**Dataset extract**
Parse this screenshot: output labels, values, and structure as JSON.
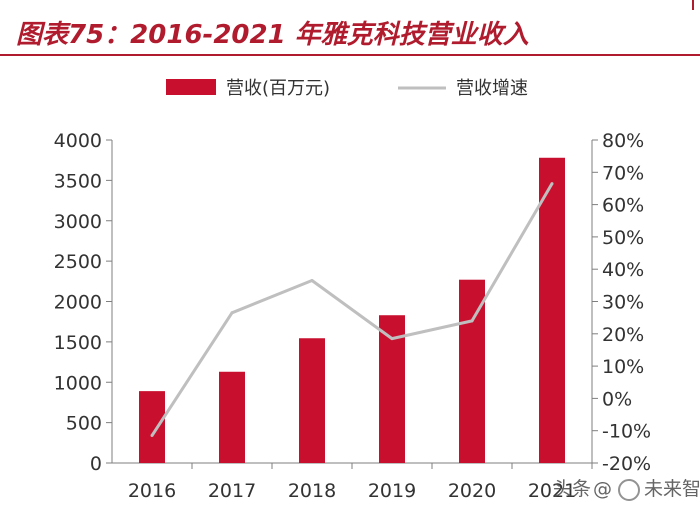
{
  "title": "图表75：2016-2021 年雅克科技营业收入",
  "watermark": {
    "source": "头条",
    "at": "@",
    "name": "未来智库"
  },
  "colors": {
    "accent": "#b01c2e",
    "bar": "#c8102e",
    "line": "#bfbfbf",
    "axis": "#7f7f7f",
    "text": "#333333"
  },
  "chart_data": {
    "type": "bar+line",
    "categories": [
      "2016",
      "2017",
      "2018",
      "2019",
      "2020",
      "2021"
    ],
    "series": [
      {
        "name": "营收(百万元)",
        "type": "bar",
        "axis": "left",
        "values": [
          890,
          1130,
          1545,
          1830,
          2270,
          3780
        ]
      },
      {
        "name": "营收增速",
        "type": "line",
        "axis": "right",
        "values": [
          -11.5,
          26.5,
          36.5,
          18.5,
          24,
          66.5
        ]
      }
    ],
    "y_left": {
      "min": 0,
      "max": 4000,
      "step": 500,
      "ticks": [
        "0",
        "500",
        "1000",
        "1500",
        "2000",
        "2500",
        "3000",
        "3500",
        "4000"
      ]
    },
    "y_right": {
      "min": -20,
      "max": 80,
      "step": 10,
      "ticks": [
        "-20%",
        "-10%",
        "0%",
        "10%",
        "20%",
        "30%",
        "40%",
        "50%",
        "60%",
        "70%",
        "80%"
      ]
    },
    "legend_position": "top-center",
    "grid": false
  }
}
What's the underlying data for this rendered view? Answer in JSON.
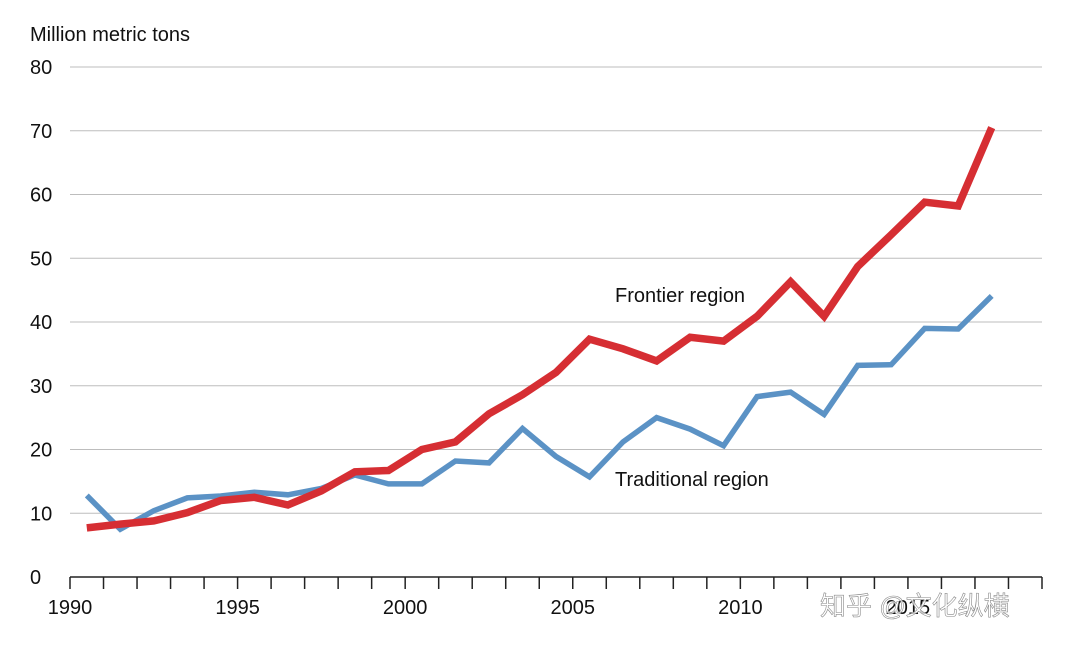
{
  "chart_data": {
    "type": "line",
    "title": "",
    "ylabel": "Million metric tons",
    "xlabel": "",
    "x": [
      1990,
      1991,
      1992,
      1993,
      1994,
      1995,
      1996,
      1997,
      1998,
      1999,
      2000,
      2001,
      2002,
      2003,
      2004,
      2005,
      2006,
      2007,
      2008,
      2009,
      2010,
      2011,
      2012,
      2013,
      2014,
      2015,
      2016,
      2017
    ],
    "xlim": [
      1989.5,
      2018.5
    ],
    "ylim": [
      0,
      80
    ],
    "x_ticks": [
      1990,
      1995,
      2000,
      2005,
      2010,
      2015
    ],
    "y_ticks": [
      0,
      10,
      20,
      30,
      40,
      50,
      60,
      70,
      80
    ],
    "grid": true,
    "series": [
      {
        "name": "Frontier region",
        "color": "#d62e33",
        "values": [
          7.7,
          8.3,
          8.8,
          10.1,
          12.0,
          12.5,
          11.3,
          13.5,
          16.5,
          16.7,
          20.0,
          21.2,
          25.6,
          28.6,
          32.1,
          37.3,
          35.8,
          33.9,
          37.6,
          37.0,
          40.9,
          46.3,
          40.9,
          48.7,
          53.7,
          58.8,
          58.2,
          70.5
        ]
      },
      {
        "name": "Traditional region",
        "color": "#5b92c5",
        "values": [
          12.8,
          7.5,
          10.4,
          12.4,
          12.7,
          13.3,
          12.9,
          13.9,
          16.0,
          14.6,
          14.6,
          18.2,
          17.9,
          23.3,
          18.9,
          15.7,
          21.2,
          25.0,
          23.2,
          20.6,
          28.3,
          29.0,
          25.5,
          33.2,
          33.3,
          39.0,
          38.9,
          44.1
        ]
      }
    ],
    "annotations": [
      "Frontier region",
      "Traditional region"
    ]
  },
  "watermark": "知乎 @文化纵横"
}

**The request**
Reproduce every line from the entries that holds the word "JSON".

**Written solution**
Parse this screenshot: output labels, values, and structure as JSON.
What's the underlying data for this rendered view? Answer in JSON.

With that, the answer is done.